— START OF Available records —

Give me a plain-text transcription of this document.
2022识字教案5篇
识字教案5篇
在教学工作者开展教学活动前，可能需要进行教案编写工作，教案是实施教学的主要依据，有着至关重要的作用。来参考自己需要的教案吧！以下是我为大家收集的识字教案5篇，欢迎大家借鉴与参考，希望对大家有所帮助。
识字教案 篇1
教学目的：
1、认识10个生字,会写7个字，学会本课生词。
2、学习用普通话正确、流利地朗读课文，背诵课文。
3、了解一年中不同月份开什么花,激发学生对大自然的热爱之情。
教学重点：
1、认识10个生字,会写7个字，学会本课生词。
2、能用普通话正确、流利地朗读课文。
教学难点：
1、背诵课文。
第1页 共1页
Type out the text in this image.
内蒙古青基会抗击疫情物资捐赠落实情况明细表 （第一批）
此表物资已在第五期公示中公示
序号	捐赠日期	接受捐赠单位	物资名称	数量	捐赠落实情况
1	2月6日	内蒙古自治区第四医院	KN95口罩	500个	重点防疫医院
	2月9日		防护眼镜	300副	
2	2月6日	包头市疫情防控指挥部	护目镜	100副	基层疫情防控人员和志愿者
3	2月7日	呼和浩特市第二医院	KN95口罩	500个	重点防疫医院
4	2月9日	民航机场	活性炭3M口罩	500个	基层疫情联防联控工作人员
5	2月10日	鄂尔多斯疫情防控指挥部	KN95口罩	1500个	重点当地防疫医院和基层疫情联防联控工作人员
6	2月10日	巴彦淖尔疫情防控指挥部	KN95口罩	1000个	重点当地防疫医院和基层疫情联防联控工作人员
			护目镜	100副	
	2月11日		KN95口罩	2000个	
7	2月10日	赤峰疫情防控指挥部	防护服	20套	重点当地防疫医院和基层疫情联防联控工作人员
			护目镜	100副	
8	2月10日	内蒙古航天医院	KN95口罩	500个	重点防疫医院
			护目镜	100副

— END OF Available records —

● Task prompt
Word for word, quote all of the data above.

● Complete response
Give me a plain-text transcription of this document.
2022识字教案5篇
识字教案5篇
在教学工作者开展教学活动前，可能需要进行教案编写工作，教案是实施教学的主要依据，有着至关重要的作用。来参考自己需要的教案吧！以下是我为大家收集的识字教案5篇，欢迎大家借鉴与参考，希望对大家有所帮助。
识字教案 篇1
教学目的：
1、认识10个生字,会写7个字，学会本课生词。
2、学习用普通话正确、流利地朗读课文，背诵课文。
3、了解一年中不同月份开什么花,激发学生对大自然的热爱之情。
教学重点：
1、认识10个生字,会写7个字，学会本课生词。
2、能用普通话正确、流利地朗读课文。
教学难点：
1、背诵课文。
第1页 共1页
Type out the text in this image.
内蒙古青基会抗击疫情物资捐赠落实情况明细表 （第一批）
此表物资已在第五期公示中公示
序号	捐赠日期	接受捐赠单位	物资名称	数量	捐赠落实情况
1	2月6日	内蒙古自治区第四医院	KN95口罩	500个	重点防疫医院
	2月9日		防护眼镜	300副	
2	2月6日	包头市疫情防控指挥部	护目镜	100副	基层疫情防控人员和志愿者
3	2月7日	呼和浩特市第二医院	KN95口罩	500个	重点防疫医院
4	2月9日	民航机场	活性炭3M口罩	500个	基层疫情联防联控工作人员
5	2月10日	鄂尔多斯疫情防控指挥部	KN95口罩	1500个	重点当地防疫医院和基层疫情联防联控工作人员
6	2月10日	巴彦淖尔疫情防控指挥部	KN95口罩	1000个	重点当地防疫医院和基层疫情联防联控工作人员
			护目镜	100副	
	2月11日		KN95口罩	2000个	
7	2月10日	赤峰疫情防控指挥部	防护服	20套	重点当地防疫医院和基层疫情联防联控工作人员
			护目镜	100副	
8	2月10日	内蒙古航天医院	KN95口罩	500个	重点防疫医院
			护目镜	100副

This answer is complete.